**Instruction**. Return every one of the items below verbatim, and leave the pictures out of your answer.

**Available records**.
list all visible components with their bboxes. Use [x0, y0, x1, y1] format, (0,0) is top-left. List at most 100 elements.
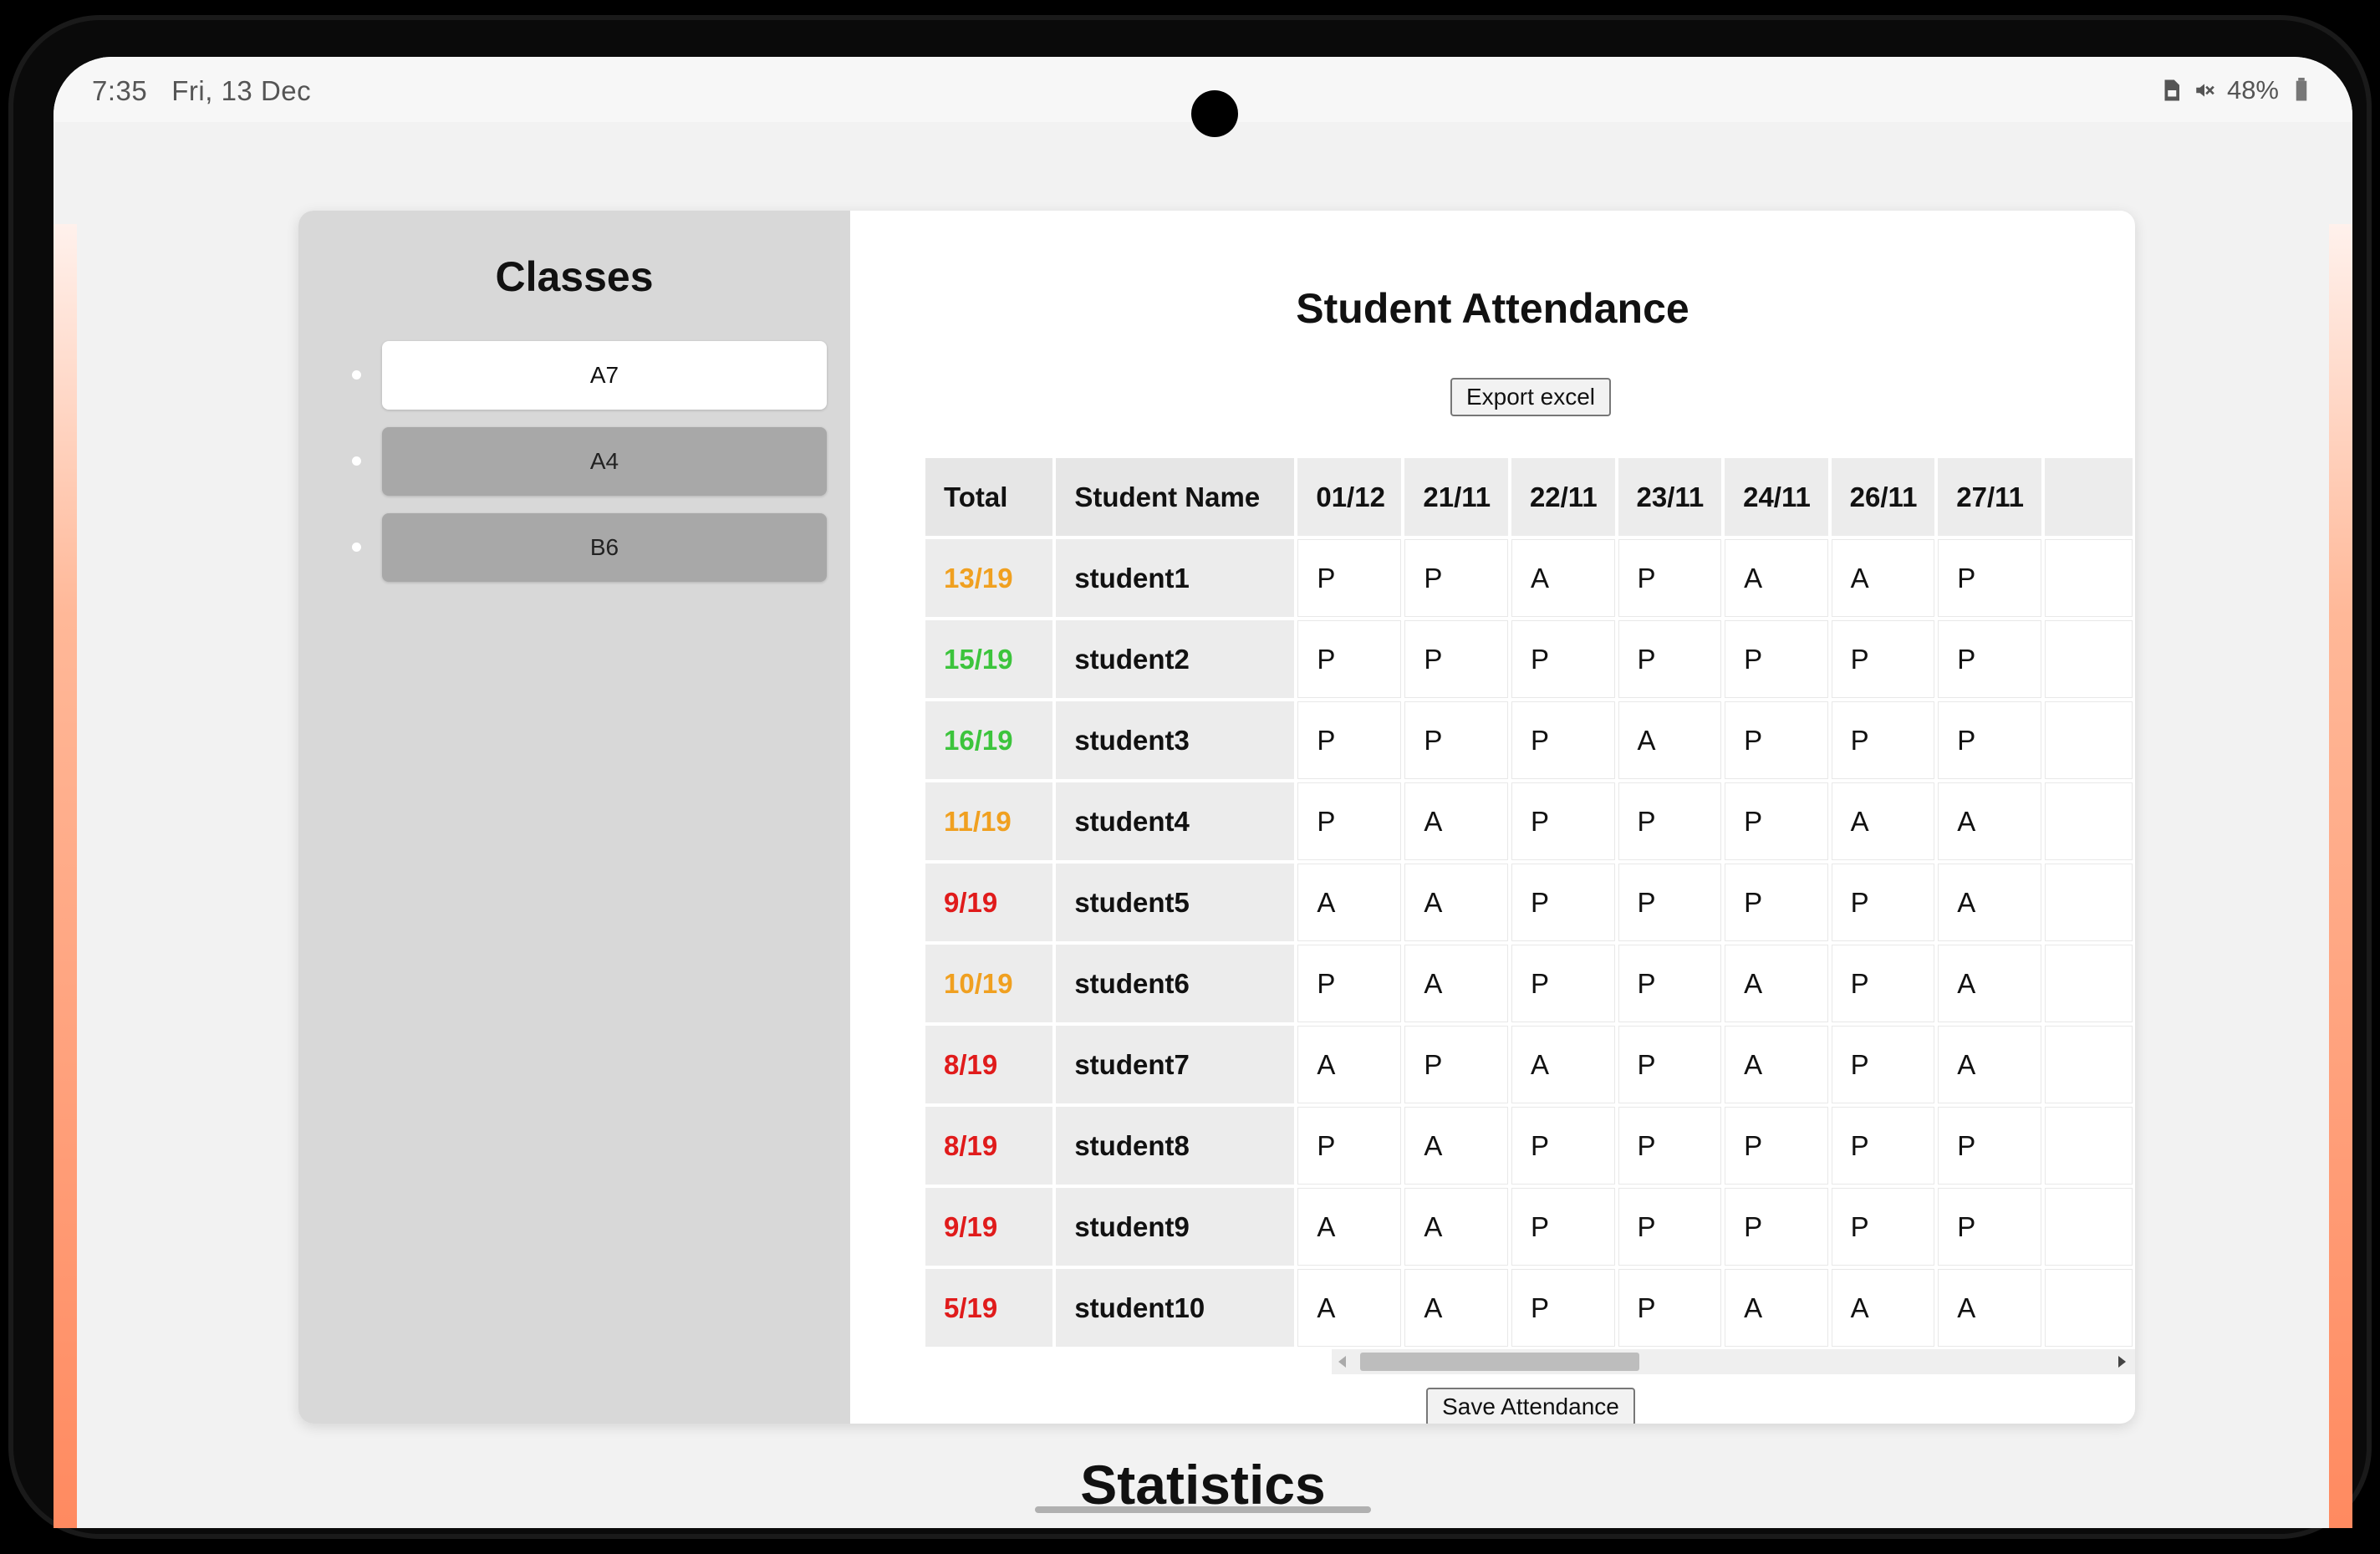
- attendance-mark-cell[interactable]: A: [1938, 1026, 2041, 1103]
- header-date: 24/11: [1725, 458, 1828, 536]
- class-item-a4[interactable]: A4: [352, 427, 827, 496]
- attendance-mark-cell[interactable]: P: [1618, 1026, 1722, 1103]
- attendance-mark-cell[interactable]: P: [1725, 620, 1828, 698]
- accent-left: [54, 224, 77, 1528]
- attendance-mark-cell[interactable]: P: [1297, 539, 1402, 617]
- attendance-mark-cell[interactable]: P: [1404, 539, 1508, 617]
- attendance-mark-cell-overflow[interactable]: [2044, 782, 2133, 860]
- attendance-mark-cell[interactable]: P: [1725, 1107, 1828, 1185]
- attendance-mark-cell[interactable]: P: [1511, 782, 1615, 860]
- attendance-mark-cell[interactable]: A: [1831, 539, 1935, 617]
- attendance-mark-cell[interactable]: A: [1404, 864, 1508, 941]
- save-attendance-button[interactable]: Save Attendance: [1426, 1388, 1635, 1424]
- header-date: 21/11: [1404, 458, 1508, 536]
- attendance-mark-cell[interactable]: P: [1831, 1026, 1935, 1103]
- table-horizontal-scrollbar[interactable]: [1332, 1349, 2135, 1374]
- attendance-mark-cell[interactable]: P: [1511, 1269, 1615, 1347]
- attendance-mark-cell[interactable]: P: [1938, 1188, 2041, 1266]
- attendance-table-scroll[interactable]: Total Student Name 01/12 21/11 22/11 23/…: [925, 458, 2135, 1369]
- attendance-mark-cell[interactable]: A: [1297, 1269, 1402, 1347]
- attendance-mark-cell-overflow[interactable]: [2044, 1107, 2133, 1185]
- attendance-mark-cell[interactable]: A: [1404, 1188, 1508, 1266]
- scroll-left-arrow-icon[interactable]: [1338, 1356, 1346, 1368]
- attendance-mark-cell[interactable]: A: [1938, 945, 2041, 1022]
- attendance-mark-cell[interactable]: P: [1511, 701, 1615, 779]
- attendance-mark-cell[interactable]: P: [1618, 539, 1722, 617]
- attendance-mark-cell[interactable]: P: [1404, 1026, 1508, 1103]
- attendance-mark-cell[interactable]: P: [1938, 539, 2041, 617]
- attendance-mark-cell[interactable]: P: [1938, 701, 2041, 779]
- attendance-mark-cell[interactable]: A: [1725, 539, 1828, 617]
- attendance-mark-cell[interactable]: A: [1297, 1026, 1402, 1103]
- attendance-mark-cell[interactable]: P: [1511, 1107, 1615, 1185]
- attendance-mark-cell-overflow[interactable]: [2044, 620, 2133, 698]
- attendance-mark-cell-overflow[interactable]: [2044, 864, 2133, 941]
- attendance-mark-cell[interactable]: P: [1618, 1107, 1722, 1185]
- class-item-a7[interactable]: A7: [352, 341, 827, 410]
- attendance-mark-cell-overflow[interactable]: [2044, 1269, 2133, 1347]
- attendance-mark-cell[interactable]: P: [1618, 1269, 1722, 1347]
- attendance-mark-cell[interactable]: P: [1725, 701, 1828, 779]
- attendance-mark-cell[interactable]: A: [1938, 864, 2041, 941]
- attendance-table: Total Student Name 01/12 21/11 22/11 23/…: [925, 458, 2135, 1350]
- attendance-total: 9/19: [925, 1188, 1053, 1266]
- attendance-mark-cell[interactable]: A: [1297, 864, 1402, 941]
- attendance-mark-cell[interactable]: P: [1297, 1107, 1402, 1185]
- attendance-mark-cell[interactable]: A: [1297, 1188, 1402, 1266]
- export-excel-button[interactable]: Export excel: [1450, 378, 1611, 416]
- attendance-mark-cell[interactable]: A: [1725, 1269, 1828, 1347]
- attendance-mark-cell[interactable]: A: [1831, 782, 1935, 860]
- attendance-mark-cell[interactable]: P: [1618, 1188, 1722, 1266]
- attendance-mark-cell[interactable]: A: [1404, 1269, 1508, 1347]
- attendance-mark-cell[interactable]: A: [1404, 945, 1508, 1022]
- attendance-mark-cell[interactable]: A: [1725, 1026, 1828, 1103]
- attendance-mark-cell[interactable]: A: [1831, 1269, 1935, 1347]
- attendance-mark-cell[interactable]: P: [1725, 864, 1828, 941]
- scroll-right-arrow-icon[interactable]: [2118, 1356, 2126, 1368]
- attendance-mark-cell[interactable]: A: [1938, 782, 2041, 860]
- attendance-mark-cell[interactable]: P: [1618, 945, 1722, 1022]
- scrollbar-thumb[interactable]: [1360, 1353, 1639, 1371]
- attendance-mark-cell[interactable]: A: [1938, 1269, 2041, 1347]
- attendance-mark-cell[interactable]: P: [1297, 701, 1402, 779]
- attendance-mark-cell-overflow[interactable]: [2044, 945, 2133, 1022]
- attendance-mark-cell[interactable]: P: [1297, 620, 1402, 698]
- attendance-mark-cell[interactable]: A: [1404, 782, 1508, 860]
- attendance-mark-cell[interactable]: P: [1404, 701, 1508, 779]
- attendance-mark-cell-overflow[interactable]: [2044, 1026, 2133, 1103]
- attendance-mark-cell-overflow[interactable]: [2044, 1188, 2133, 1266]
- attendance-mark-cell-overflow[interactable]: [2044, 701, 2133, 779]
- attendance-mark-cell[interactable]: P: [1297, 945, 1402, 1022]
- attendance-mark-cell[interactable]: P: [1725, 1188, 1828, 1266]
- attendance-mark-cell[interactable]: P: [1938, 620, 2041, 698]
- attendance-mark-cell[interactable]: P: [1831, 1107, 1935, 1185]
- table-row: 13/19 student1 P P A P A A P: [925, 539, 2133, 617]
- attendance-mark-cell[interactable]: A: [1725, 945, 1828, 1022]
- attendance-mark-cell[interactable]: A: [1404, 1107, 1508, 1185]
- attendance-mark-cell[interactable]: P: [1511, 945, 1615, 1022]
- attendance-mark-cell[interactable]: P: [1297, 782, 1402, 860]
- attendance-mark-cell[interactable]: P: [1618, 620, 1722, 698]
- attendance-mark-cell[interactable]: A: [1511, 539, 1615, 617]
- attendance-mark-cell-overflow[interactable]: [2044, 539, 2133, 617]
- attendance-mark-cell[interactable]: P: [1618, 864, 1722, 941]
- student-name: student5: [1056, 864, 1295, 941]
- home-indicator[interactable]: [1035, 1506, 1371, 1513]
- attendance-mark-cell[interactable]: P: [1618, 782, 1722, 860]
- attendance-mark-cell[interactable]: A: [1511, 1026, 1615, 1103]
- attendance-mark-cell[interactable]: P: [1831, 701, 1935, 779]
- attendance-mark-cell[interactable]: P: [1831, 945, 1935, 1022]
- attendance-mark-cell[interactable]: P: [1831, 1188, 1935, 1266]
- attendance-mark-cell[interactable]: P: [1404, 620, 1508, 698]
- attendance-mark-cell[interactable]: P: [1511, 620, 1615, 698]
- attendance-mark-cell[interactable]: P: [1511, 864, 1615, 941]
- attendance-mark-cell[interactable]: P: [1831, 864, 1935, 941]
- attendance-mark-cell[interactable]: P: [1725, 782, 1828, 860]
- status-date: Fri, 13 Dec: [171, 75, 312, 106]
- attendance-mark-cell[interactable]: P: [1511, 1188, 1615, 1266]
- attendance-mark-cell[interactable]: A: [1618, 701, 1722, 779]
- attendance-mark-cell[interactable]: P: [1938, 1107, 2041, 1185]
- class-item-b6[interactable]: B6: [352, 513, 827, 582]
- header-date-overflow: [2044, 458, 2133, 536]
- attendance-mark-cell[interactable]: P: [1831, 620, 1935, 698]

**Worked solution**.
list all visible components with their bboxes. Use [x0, y0, x1, y1] format, (0,0) is top-left. List at most 100 elements.
- attendance-mark-cell[interactable]: A: [1938, 1026, 2041, 1103]
- header-date: 24/11: [1725, 458, 1828, 536]
- class-item-a4[interactable]: A4: [352, 427, 827, 496]
- attendance-mark-cell[interactable]: P: [1618, 1026, 1722, 1103]
- attendance-mark-cell[interactable]: P: [1725, 620, 1828, 698]
- accent-left: [54, 224, 77, 1528]
- attendance-mark-cell[interactable]: P: [1297, 539, 1402, 617]
- attendance-mark-cell[interactable]: P: [1404, 539, 1508, 617]
- attendance-mark-cell-overflow[interactable]: [2044, 782, 2133, 860]
- attendance-mark-cell[interactable]: P: [1725, 1107, 1828, 1185]
- attendance-mark-cell[interactable]: P: [1511, 782, 1615, 860]
- attendance-mark-cell[interactable]: A: [1831, 539, 1935, 617]
- attendance-mark-cell[interactable]: A: [1404, 864, 1508, 941]
- save-attendance-button[interactable]: Save Attendance: [1426, 1388, 1635, 1424]
- header-date: 21/11: [1404, 458, 1508, 536]
- attendance-mark-cell[interactable]: P: [1831, 1026, 1935, 1103]
- table-horizontal-scrollbar[interactable]: [1332, 1349, 2135, 1374]
- attendance-mark-cell[interactable]: P: [1511, 1269, 1615, 1347]
- attendance-mark-cell[interactable]: P: [1938, 1188, 2041, 1266]
- attendance-table-scroll[interactable]: Total Student Name 01/12 21/11 22/11 23/…: [925, 458, 2135, 1369]
- attendance-mark-cell[interactable]: A: [1297, 1269, 1402, 1347]
- attendance-mark-cell-overflow[interactable]: [2044, 1107, 2133, 1185]
- attendance-mark-cell[interactable]: A: [1404, 1188, 1508, 1266]
- scroll-left-arrow-icon[interactable]: [1338, 1356, 1346, 1368]
- attendance-mark-cell[interactable]: A: [1938, 945, 2041, 1022]
- attendance-mark-cell[interactable]: P: [1511, 701, 1615, 779]
- attendance-mark-cell[interactable]: P: [1618, 539, 1722, 617]
- attendance-mark-cell[interactable]: P: [1404, 1026, 1508, 1103]
- attendance-mark-cell[interactable]: P: [1938, 539, 2041, 617]
- attendance-mark-cell[interactable]: P: [1938, 701, 2041, 779]
- attendance-mark-cell[interactable]: A: [1725, 539, 1828, 617]
- attendance-mark-cell[interactable]: A: [1297, 1026, 1402, 1103]
- attendance-mark-cell[interactable]: P: [1511, 1107, 1615, 1185]
- attendance-mark-cell-overflow[interactable]: [2044, 620, 2133, 698]
- attendance-mark-cell-overflow[interactable]: [2044, 864, 2133, 941]
- attendance-mark-cell[interactable]: P: [1618, 1107, 1722, 1185]
- class-item-a7[interactable]: A7: [352, 341, 827, 410]
- attendance-mark-cell-overflow[interactable]: [2044, 1269, 2133, 1347]
- attendance-mark-cell[interactable]: P: [1618, 1269, 1722, 1347]
- attendance-mark-cell[interactable]: P: [1725, 701, 1828, 779]
- attendance-mark-cell[interactable]: A: [1938, 864, 2041, 941]
- attendance-table: Total Student Name 01/12 21/11 22/11 23/…: [925, 458, 2135, 1350]
- attendance-total: 9/19: [925, 1188, 1053, 1266]
- attendance-mark-cell[interactable]: A: [1297, 864, 1402, 941]
- attendance-mark-cell[interactable]: P: [1297, 1107, 1402, 1185]
- attendance-mark-cell[interactable]: A: [1297, 1188, 1402, 1266]
- export-excel-button[interactable]: Export excel: [1450, 378, 1611, 416]
- attendance-mark-cell[interactable]: A: [1725, 1269, 1828, 1347]
- attendance-mark-cell[interactable]: A: [1831, 782, 1935, 860]
- attendance-mark-cell[interactable]: P: [1618, 1188, 1722, 1266]
- attendance-mark-cell[interactable]: A: [1404, 1269, 1508, 1347]
- attendance-mark-cell[interactable]: A: [1404, 945, 1508, 1022]
- attendance-mark-cell[interactable]: A: [1725, 1026, 1828, 1103]
- attendance-mark-cell[interactable]: A: [1831, 1269, 1935, 1347]
- attendance-mark-cell[interactable]: P: [1725, 864, 1828, 941]
- scroll-right-arrow-icon[interactable]: [2118, 1356, 2126, 1368]
- attendance-mark-cell[interactable]: A: [1938, 782, 2041, 860]
- attendance-mark-cell[interactable]: P: [1618, 945, 1722, 1022]
- scrollbar-thumb[interactable]: [1360, 1353, 1639, 1371]
- attendance-mark-cell[interactable]: A: [1938, 1269, 2041, 1347]
- attendance-mark-cell[interactable]: P: [1297, 701, 1402, 779]
- attendance-mark-cell-overflow[interactable]: [2044, 945, 2133, 1022]
- attendance-mark-cell[interactable]: P: [1297, 620, 1402, 698]
- attendance-mark-cell[interactable]: A: [1404, 782, 1508, 860]
- attendance-mark-cell[interactable]: P: [1404, 701, 1508, 779]
- attendance-mark-cell-overflow[interactable]: [2044, 1026, 2133, 1103]
- attendance-mark-cell-overflow[interactable]: [2044, 1188, 2133, 1266]
- attendance-mark-cell-overflow[interactable]: [2044, 701, 2133, 779]
- attendance-mark-cell[interactable]: P: [1297, 945, 1402, 1022]
- attendance-mark-cell[interactable]: P: [1725, 1188, 1828, 1266]
- attendance-mark-cell[interactable]: P: [1938, 620, 2041, 698]
- attendance-mark-cell[interactable]: P: [1831, 1107, 1935, 1185]
- table-row: 13/19 student1 P P A P A A P: [925, 539, 2133, 617]
- attendance-mark-cell[interactable]: A: [1725, 945, 1828, 1022]
- attendance-mark-cell[interactable]: A: [1404, 1107, 1508, 1185]
- attendance-mark-cell[interactable]: P: [1511, 945, 1615, 1022]
- attendance-mark-cell[interactable]: P: [1297, 782, 1402, 860]
- attendance-mark-cell[interactable]: P: [1618, 620, 1722, 698]
- attendance-mark-cell[interactable]: A: [1511, 539, 1615, 617]
- attendance-mark-cell-overflow[interactable]: [2044, 539, 2133, 617]
- attendance-mark-cell[interactable]: P: [1618, 864, 1722, 941]
- student-name: student5: [1056, 864, 1295, 941]
- home-indicator[interactable]: [1035, 1506, 1371, 1513]
- attendance-mark-cell[interactable]: P: [1618, 782, 1722, 860]
- attendance-mark-cell[interactable]: A: [1511, 1026, 1615, 1103]
- attendance-mark-cell[interactable]: P: [1831, 701, 1935, 779]
- attendance-mark-cell[interactable]: P: [1831, 945, 1935, 1022]
- attendance-mark-cell[interactable]: P: [1831, 1188, 1935, 1266]
- attendance-mark-cell[interactable]: P: [1404, 620, 1508, 698]
- attendance-mark-cell[interactable]: P: [1511, 620, 1615, 698]
- attendance-mark-cell[interactable]: P: [1511, 864, 1615, 941]
- attendance-mark-cell[interactable]: P: [1831, 864, 1935, 941]
- attendance-mark-cell[interactable]: P: [1725, 782, 1828, 860]
- status-date: Fri, 13 Dec: [171, 75, 312, 106]
- attendance-mark-cell[interactable]: P: [1511, 1188, 1615, 1266]
- attendance-mark-cell[interactable]: A: [1618, 701, 1722, 779]
- attendance-mark-cell[interactable]: P: [1938, 1107, 2041, 1185]
- class-item-b6[interactable]: B6: [352, 513, 827, 582]
- header-date-overflow: [2044, 458, 2133, 536]
- attendance-mark-cell[interactable]: P: [1831, 620, 1935, 698]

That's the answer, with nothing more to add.